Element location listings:
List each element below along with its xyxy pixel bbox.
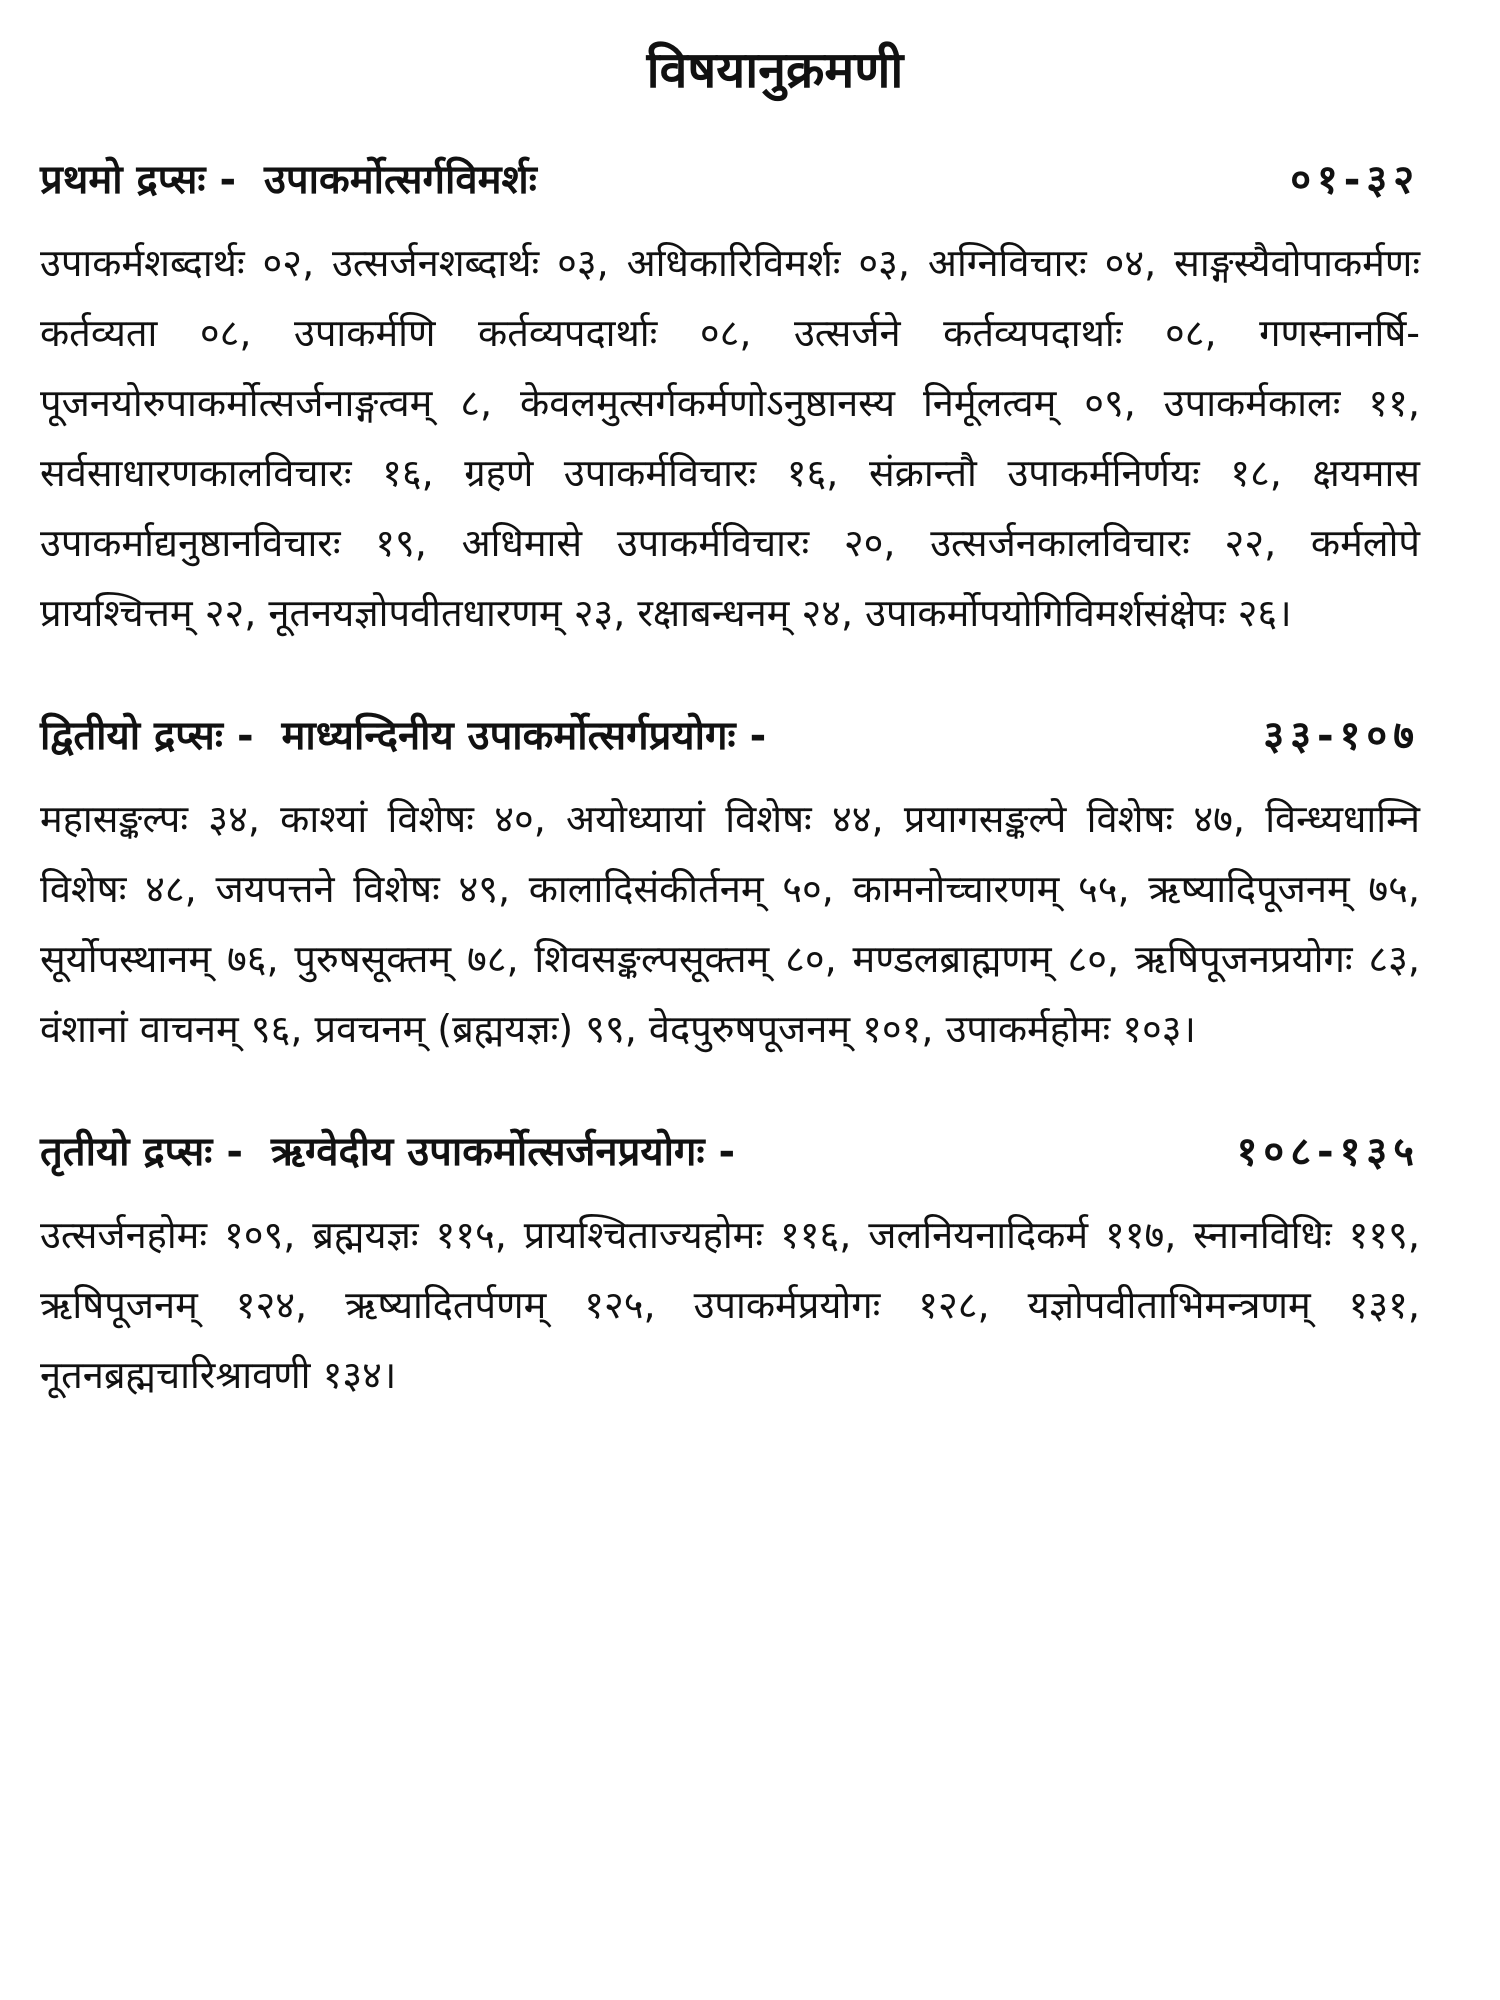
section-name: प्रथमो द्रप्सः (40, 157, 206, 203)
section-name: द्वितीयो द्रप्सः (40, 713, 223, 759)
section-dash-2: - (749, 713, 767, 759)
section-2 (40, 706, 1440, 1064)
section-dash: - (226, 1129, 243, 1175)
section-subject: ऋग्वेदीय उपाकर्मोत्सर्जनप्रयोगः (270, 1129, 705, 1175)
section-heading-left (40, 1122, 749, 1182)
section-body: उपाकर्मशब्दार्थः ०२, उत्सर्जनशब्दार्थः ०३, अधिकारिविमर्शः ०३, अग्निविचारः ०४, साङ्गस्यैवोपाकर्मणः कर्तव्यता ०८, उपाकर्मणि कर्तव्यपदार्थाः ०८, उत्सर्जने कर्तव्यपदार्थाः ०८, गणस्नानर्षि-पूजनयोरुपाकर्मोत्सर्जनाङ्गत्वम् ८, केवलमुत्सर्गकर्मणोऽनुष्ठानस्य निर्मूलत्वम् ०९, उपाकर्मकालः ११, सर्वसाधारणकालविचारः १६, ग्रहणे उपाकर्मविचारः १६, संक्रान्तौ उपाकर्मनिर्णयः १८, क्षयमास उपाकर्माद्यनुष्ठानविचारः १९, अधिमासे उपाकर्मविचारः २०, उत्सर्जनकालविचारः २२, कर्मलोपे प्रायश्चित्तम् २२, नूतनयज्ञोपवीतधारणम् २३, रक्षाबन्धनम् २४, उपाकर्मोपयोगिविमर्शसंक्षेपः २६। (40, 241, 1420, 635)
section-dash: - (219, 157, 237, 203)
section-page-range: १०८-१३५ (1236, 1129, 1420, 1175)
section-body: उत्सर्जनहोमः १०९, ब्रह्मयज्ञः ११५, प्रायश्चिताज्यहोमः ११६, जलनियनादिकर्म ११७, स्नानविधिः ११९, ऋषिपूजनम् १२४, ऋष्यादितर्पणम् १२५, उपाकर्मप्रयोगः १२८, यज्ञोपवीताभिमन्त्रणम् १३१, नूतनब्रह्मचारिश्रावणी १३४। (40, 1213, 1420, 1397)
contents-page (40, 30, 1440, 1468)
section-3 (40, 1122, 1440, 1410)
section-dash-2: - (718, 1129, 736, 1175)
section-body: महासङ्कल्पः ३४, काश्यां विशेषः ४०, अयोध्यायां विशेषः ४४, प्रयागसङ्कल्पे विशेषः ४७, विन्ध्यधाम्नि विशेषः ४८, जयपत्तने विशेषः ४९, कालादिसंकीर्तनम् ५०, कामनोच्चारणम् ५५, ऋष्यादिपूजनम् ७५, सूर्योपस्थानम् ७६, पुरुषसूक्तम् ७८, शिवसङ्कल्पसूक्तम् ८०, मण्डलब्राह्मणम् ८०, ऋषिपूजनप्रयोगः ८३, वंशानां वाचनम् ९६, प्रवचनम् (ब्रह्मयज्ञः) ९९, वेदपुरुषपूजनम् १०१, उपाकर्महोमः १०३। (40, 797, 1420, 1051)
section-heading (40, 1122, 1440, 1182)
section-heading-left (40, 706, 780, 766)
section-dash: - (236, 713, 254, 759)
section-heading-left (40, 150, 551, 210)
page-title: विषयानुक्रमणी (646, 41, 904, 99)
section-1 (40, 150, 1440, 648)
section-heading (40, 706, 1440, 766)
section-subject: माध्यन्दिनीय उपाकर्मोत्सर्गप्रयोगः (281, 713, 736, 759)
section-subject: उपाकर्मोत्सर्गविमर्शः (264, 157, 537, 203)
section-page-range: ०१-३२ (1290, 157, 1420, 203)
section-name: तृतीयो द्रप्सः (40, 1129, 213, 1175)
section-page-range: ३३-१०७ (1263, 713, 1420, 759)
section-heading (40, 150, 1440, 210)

---

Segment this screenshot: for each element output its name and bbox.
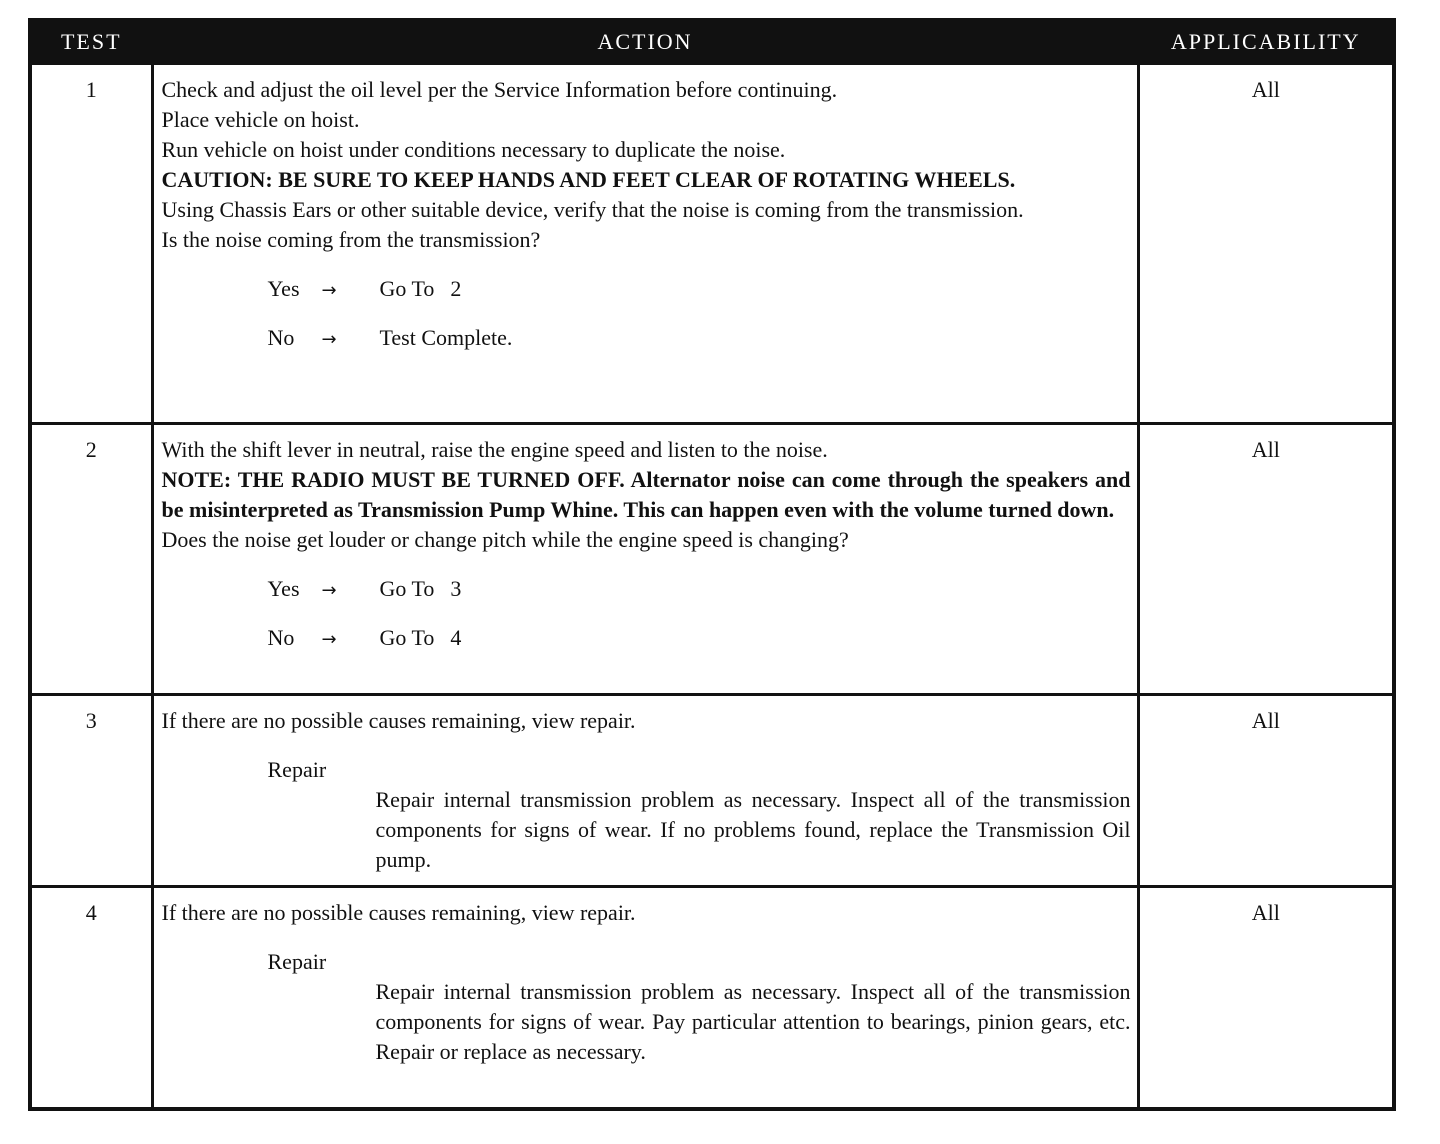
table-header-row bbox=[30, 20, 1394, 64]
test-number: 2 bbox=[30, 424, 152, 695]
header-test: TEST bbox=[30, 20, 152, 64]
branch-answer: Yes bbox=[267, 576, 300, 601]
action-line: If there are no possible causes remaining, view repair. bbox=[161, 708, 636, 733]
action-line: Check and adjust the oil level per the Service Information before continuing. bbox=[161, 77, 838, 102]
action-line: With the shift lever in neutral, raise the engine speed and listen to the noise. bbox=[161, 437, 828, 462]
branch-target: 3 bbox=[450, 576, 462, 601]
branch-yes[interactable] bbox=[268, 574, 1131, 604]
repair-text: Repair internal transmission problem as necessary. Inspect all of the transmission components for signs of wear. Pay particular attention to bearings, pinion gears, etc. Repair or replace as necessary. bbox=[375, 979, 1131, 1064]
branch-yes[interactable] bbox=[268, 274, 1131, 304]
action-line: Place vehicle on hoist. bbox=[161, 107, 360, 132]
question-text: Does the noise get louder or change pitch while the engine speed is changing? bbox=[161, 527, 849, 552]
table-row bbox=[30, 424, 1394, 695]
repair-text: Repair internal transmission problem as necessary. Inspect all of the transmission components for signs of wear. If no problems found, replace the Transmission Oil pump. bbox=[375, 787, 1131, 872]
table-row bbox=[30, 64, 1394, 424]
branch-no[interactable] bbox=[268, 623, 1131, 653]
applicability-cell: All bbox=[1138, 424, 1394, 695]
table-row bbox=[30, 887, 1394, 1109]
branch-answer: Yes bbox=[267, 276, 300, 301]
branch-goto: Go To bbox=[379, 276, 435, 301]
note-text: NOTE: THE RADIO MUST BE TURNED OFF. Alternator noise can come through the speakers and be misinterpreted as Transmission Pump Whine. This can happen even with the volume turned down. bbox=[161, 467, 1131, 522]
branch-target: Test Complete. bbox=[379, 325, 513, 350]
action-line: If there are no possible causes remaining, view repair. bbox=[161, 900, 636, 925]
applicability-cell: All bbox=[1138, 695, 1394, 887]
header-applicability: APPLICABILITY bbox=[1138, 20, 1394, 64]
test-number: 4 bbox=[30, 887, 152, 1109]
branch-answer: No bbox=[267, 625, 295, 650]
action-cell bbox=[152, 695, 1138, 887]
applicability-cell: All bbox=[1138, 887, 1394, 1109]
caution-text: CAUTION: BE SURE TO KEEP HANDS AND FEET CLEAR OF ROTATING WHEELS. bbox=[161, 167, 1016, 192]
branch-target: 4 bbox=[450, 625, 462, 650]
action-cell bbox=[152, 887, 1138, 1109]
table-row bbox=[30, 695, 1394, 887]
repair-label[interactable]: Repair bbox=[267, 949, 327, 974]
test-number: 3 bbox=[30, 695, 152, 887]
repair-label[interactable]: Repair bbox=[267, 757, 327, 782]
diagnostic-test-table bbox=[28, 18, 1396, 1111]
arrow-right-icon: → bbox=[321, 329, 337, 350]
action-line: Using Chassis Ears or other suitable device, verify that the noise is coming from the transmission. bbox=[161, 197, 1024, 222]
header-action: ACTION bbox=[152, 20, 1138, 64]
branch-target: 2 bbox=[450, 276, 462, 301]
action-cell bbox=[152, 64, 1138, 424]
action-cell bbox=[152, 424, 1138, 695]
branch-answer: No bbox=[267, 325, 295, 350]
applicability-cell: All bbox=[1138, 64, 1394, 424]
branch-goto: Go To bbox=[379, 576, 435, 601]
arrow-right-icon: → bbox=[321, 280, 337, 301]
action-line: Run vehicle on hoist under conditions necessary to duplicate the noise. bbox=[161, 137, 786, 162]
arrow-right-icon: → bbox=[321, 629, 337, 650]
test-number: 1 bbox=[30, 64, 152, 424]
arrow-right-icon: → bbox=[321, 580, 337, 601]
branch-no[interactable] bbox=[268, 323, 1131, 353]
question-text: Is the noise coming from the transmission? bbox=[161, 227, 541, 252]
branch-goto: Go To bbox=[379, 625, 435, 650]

STATED PROBLEM: Substitute "likely causes" for "possible causes" in everything from the line containing "table-header-row bbox=[30, 20, 1394, 64]" down to the line containing "708, 636, 733]". Return only those lines, with nothing else changed.

EXERCISE RESPONSE:
table-header-row bbox=[30, 20, 1394, 64]
test-number: 2 bbox=[30, 424, 152, 695]
header-test: TEST bbox=[30, 20, 152, 64]
branch-answer: Yes bbox=[267, 576, 300, 601]
action-line: If there are no likely causes remaining, view repair. bbox=[161, 708, 636, 733]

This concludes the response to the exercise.